Entries of transcribed document text:
◇ ◇ ◇
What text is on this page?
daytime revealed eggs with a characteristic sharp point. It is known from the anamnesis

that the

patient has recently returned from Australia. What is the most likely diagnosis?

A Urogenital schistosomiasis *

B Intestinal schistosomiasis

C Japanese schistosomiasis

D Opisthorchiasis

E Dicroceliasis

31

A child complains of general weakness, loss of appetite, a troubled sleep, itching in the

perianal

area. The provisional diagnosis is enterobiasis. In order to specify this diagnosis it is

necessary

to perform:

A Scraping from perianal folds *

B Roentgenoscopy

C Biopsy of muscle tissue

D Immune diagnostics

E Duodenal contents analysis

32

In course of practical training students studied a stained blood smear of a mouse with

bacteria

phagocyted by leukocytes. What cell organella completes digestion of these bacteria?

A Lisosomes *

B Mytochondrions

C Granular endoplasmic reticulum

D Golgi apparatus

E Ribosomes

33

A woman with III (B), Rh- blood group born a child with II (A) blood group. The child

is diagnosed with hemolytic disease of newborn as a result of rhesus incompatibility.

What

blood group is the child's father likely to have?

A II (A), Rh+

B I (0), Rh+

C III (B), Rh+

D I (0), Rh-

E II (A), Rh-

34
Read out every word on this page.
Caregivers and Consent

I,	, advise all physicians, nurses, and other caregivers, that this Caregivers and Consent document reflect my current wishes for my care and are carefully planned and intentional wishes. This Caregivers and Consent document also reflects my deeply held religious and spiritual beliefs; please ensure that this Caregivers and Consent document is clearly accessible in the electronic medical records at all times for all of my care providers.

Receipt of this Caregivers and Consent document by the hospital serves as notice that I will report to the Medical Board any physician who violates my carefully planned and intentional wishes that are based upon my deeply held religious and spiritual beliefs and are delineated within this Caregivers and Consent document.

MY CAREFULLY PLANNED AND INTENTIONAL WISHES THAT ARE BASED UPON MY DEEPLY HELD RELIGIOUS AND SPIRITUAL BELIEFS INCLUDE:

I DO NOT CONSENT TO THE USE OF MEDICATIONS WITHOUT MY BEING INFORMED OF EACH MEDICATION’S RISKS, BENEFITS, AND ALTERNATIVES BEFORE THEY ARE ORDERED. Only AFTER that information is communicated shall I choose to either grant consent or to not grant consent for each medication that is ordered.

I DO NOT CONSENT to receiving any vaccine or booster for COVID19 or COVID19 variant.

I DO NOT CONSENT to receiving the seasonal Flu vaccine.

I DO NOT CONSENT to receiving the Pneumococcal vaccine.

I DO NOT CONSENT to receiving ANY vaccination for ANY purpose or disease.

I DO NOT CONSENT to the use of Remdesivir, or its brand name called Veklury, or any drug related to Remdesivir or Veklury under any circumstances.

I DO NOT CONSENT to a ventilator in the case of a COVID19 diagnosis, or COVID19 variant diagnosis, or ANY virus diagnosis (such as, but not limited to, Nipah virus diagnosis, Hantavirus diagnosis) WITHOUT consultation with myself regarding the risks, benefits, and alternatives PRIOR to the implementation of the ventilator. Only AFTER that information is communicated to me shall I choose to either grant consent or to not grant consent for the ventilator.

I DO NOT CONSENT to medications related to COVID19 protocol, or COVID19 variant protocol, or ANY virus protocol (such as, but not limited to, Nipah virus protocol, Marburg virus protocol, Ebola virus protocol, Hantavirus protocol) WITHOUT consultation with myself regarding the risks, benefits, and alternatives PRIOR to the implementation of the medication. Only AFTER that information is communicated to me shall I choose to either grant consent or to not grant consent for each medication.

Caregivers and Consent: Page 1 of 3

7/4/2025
◇ ◇ ◇
[Task to complete] Every record, copied exactly, is the expected answer.

[Reply]
What text is on this page?
daytime revealed eggs with a characteristic sharp point. It is known from the anamnesis

that the

patient has recently returned from Australia. What is the most likely diagnosis?

A Urogenital schistosomiasis *

B Intestinal schistosomiasis

C Japanese schistosomiasis

D Opisthorchiasis

E Dicroceliasis

31

A child complains of general weakness, loss of appetite, a troubled sleep, itching in the

perianal

area. The provisional diagnosis is enterobiasis. In order to specify this diagnosis it is

necessary

to perform:

A Scraping from perianal folds *

B Roentgenoscopy

C Biopsy of muscle tissue

D Immune diagnostics

E Duodenal contents analysis

32

In course of practical training students studied a stained blood smear of a mouse with

bacteria

phagocyted by leukocytes. What cell organella completes digestion of these bacteria?

A Lisosomes *

B Mytochondrions

C Granular endoplasmic reticulum

D Golgi apparatus

E Ribosomes

33

A woman with III (B), Rh- blood group born a child with II (A) blood group. The child

is diagnosed with hemolytic disease of newborn as a result of rhesus incompatibility.

What

blood group is the child's father likely to have?

A II (A), Rh+

B I (0), Rh+

C III (B), Rh+

D I (0), Rh-

E II (A), Rh-

34
Read out every word on this page.
Caregivers and Consent

I,	, advise all physicians, nurses, and other caregivers, that this Caregivers and Consent document reflect my current wishes for my care and are carefully planned and intentional wishes. This Caregivers and Consent document also reflects my deeply held religious and spiritual beliefs; please ensure that this Caregivers and Consent document is clearly accessible in the electronic medical records at all times for all of my care providers.

Receipt of this Caregivers and Consent document by the hospital serves as notice that I will report to the Medical Board any physician who violates my carefully planned and intentional wishes that are based upon my deeply held religious and spiritual beliefs and are delineated within this Caregivers and Consent document.

MY CAREFULLY PLANNED AND INTENTIONAL WISHES THAT ARE BASED UPON MY DEEPLY HELD RELIGIOUS AND SPIRITUAL BELIEFS INCLUDE:

I DO NOT CONSENT TO THE USE OF MEDICATIONS WITHOUT MY BEING INFORMED OF EACH MEDICATION’S RISKS, BENEFITS, AND ALTERNATIVES BEFORE THEY ARE ORDERED. Only AFTER that information is communicated shall I choose to either grant consent or to not grant consent for each medication that is ordered.

I DO NOT CONSENT to receiving any vaccine or booster for COVID19 or COVID19 variant.

I DO NOT CONSENT to receiving the seasonal Flu vaccine.

I DO NOT CONSENT to receiving the Pneumococcal vaccine.

I DO NOT CONSENT to receiving ANY vaccination for ANY purpose or disease.

I DO NOT CONSENT to the use of Remdesivir, or its brand name called Veklury, or any drug related to Remdesivir or Veklury under any circumstances.

I DO NOT CONSENT to a ventilator in the case of a COVID19 diagnosis, or COVID19 variant diagnosis, or ANY virus diagnosis (such as, but not limited to, Nipah virus diagnosis, Hantavirus diagnosis) WITHOUT consultation with myself regarding the risks, benefits, and alternatives PRIOR to the implementation of the ventilator. Only AFTER that information is communicated to me shall I choose to either grant consent or to not grant consent for the ventilator.

I DO NOT CONSENT to medications related to COVID19 protocol, or COVID19 variant protocol, or ANY virus protocol (such as, but not limited to, Nipah virus protocol, Marburg virus protocol, Ebola virus protocol, Hantavirus protocol) WITHOUT consultation with myself regarding the risks, benefits, and alternatives PRIOR to the implementation of the medication. Only AFTER that information is communicated to me shall I choose to either grant consent or to not grant consent for each medication.

Caregivers and Consent: Page 1 of 3

7/4/2025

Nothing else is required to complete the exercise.